**What is being asked**
Please output the records below in full, exactly as given, but without the images.
***** Supplied records *****
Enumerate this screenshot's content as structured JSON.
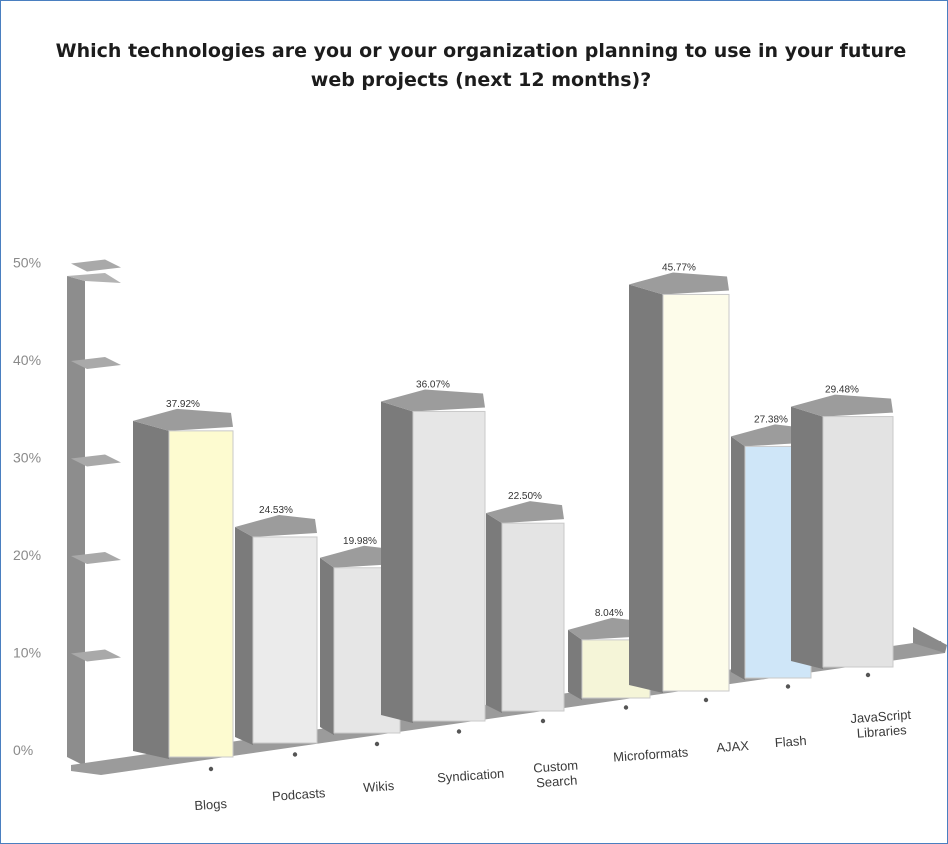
{
  "chart_data": {
    "type": "bar",
    "title": "Which technologies are you or your organization planning to use in your future web projects (next 12 months)?",
    "categories": [
      [
        "Blogs"
      ],
      [
        "Podcasts"
      ],
      [
        "Wikis"
      ],
      [
        "Syndication"
      ],
      [
        "Custom",
        "Search"
      ],
      [
        "Microformats"
      ],
      [
        "AJAX"
      ],
      [
        "Flash"
      ],
      [
        "JavaScript",
        "Libraries"
      ]
    ],
    "values": [
      37.92,
      24.53,
      19.98,
      36.07,
      22.5,
      8.04,
      45.77,
      27.38,
      29.48
    ],
    "value_labels": [
      "37.92%",
      "24.53%",
      "19.98%",
      "36.07%",
      "22.50%",
      "8.04%",
      "45.77%",
      "27.38%",
      "29.48%"
    ],
    "front_colors": [
      "#fdfbd0",
      "#ebebeb",
      "#e6e6e6",
      "#e6e6e6",
      "#e4e4e4",
      "#f5f5d8",
      "#fdfcea",
      "#cfe6f8",
      "#e3e3e3"
    ],
    "y_ticks": [
      "0%",
      "10%",
      "20%",
      "30%",
      "40%",
      "50%"
    ],
    "ylim": [
      0,
      50
    ],
    "xlabel": "",
    "ylabel": "",
    "legend": "none"
  }
}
*****
**Task output**
Enumerate this screenshot's content as structured JSON.
{
  "chart_data": {
    "type": "bar",
    "title": "Which technologies are you or your organization planning to use in your future web projects (next 12 months)?",
    "categories": [
      [
        "Blogs"
      ],
      [
        "Podcasts"
      ],
      [
        "Wikis"
      ],
      [
        "Syndication"
      ],
      [
        "Custom",
        "Search"
      ],
      [
        "Microformats"
      ],
      [
        "AJAX"
      ],
      [
        "Flash"
      ],
      [
        "JavaScript",
        "Libraries"
      ]
    ],
    "values": [
      37.92,
      24.53,
      19.98,
      36.07,
      22.5,
      8.04,
      45.77,
      27.38,
      29.48
    ],
    "value_labels": [
      "37.92%",
      "24.53%",
      "19.98%",
      "36.07%",
      "22.50%",
      "8.04%",
      "45.77%",
      "27.38%",
      "29.48%"
    ],
    "front_colors": [
      "#fdfbd0",
      "#ebebeb",
      "#e6e6e6",
      "#e6e6e6",
      "#e4e4e4",
      "#f5f5d8",
      "#fdfcea",
      "#cfe6f8",
      "#e3e3e3"
    ],
    "y_ticks": [
      "0%",
      "10%",
      "20%",
      "30%",
      "40%",
      "50%"
    ],
    "ylim": [
      0,
      50
    ],
    "xlabel": "",
    "ylabel": "",
    "legend": "none"
  }
}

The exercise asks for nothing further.